§ Aim of the task
Search the material below for the string "Gaza" and extract each line that has it.

· · · ·

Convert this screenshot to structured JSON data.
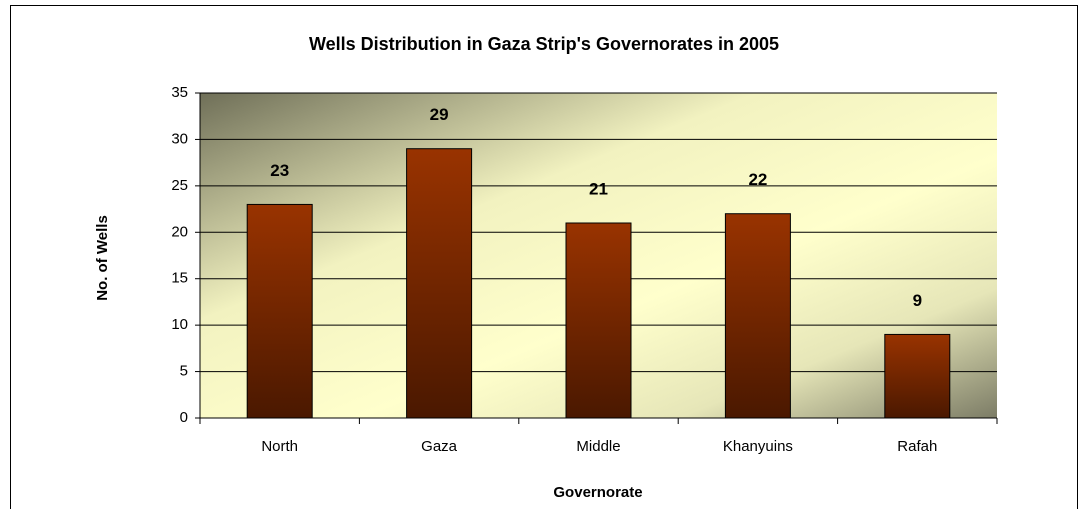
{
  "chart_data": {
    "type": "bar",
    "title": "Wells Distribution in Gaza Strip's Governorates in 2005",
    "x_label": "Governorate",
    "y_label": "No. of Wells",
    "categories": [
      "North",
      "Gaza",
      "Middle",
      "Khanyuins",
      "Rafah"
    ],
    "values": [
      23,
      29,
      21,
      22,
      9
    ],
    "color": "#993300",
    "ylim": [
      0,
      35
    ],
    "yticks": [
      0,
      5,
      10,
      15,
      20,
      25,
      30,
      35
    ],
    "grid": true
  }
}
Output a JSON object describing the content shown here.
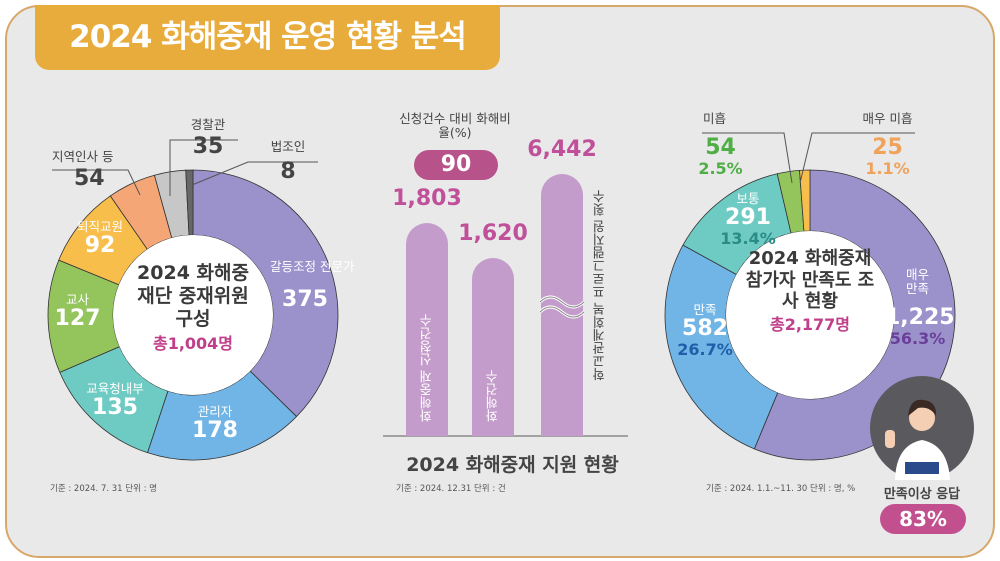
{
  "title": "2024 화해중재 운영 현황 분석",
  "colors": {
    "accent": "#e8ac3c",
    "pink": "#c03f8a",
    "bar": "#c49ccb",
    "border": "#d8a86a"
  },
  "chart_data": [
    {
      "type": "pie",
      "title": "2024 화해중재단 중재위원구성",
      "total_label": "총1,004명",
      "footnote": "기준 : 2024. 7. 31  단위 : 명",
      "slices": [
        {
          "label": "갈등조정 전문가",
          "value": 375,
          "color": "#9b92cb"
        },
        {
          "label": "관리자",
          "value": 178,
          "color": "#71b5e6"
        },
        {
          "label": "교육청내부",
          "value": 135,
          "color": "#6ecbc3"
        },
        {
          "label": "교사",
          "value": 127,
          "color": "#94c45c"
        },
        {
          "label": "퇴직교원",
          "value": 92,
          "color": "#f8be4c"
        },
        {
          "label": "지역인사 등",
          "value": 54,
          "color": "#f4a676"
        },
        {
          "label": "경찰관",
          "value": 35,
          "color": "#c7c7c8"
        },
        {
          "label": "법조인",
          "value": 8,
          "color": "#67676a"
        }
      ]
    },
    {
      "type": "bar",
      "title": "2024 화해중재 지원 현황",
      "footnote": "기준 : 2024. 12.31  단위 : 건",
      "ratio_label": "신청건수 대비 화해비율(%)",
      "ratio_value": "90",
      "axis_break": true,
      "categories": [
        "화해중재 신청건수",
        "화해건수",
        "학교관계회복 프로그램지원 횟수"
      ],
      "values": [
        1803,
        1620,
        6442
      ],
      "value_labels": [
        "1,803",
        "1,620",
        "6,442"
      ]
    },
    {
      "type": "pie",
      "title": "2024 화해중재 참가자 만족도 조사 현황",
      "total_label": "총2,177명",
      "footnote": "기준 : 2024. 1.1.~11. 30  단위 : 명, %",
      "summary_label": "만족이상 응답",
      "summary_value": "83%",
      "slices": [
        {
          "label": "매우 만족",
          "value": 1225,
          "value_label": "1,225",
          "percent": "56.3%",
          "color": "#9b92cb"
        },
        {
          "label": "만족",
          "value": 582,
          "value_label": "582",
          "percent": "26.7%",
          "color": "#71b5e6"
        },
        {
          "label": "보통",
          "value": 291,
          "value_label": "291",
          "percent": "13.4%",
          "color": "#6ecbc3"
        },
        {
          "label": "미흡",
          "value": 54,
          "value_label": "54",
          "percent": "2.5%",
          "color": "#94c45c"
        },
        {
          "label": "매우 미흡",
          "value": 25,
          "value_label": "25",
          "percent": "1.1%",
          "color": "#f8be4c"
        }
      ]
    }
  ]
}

· · · ·

§ Written solution
    "title": "Wells Distribution in Gaza Strip's Governorates in 2005",
      "Gaza",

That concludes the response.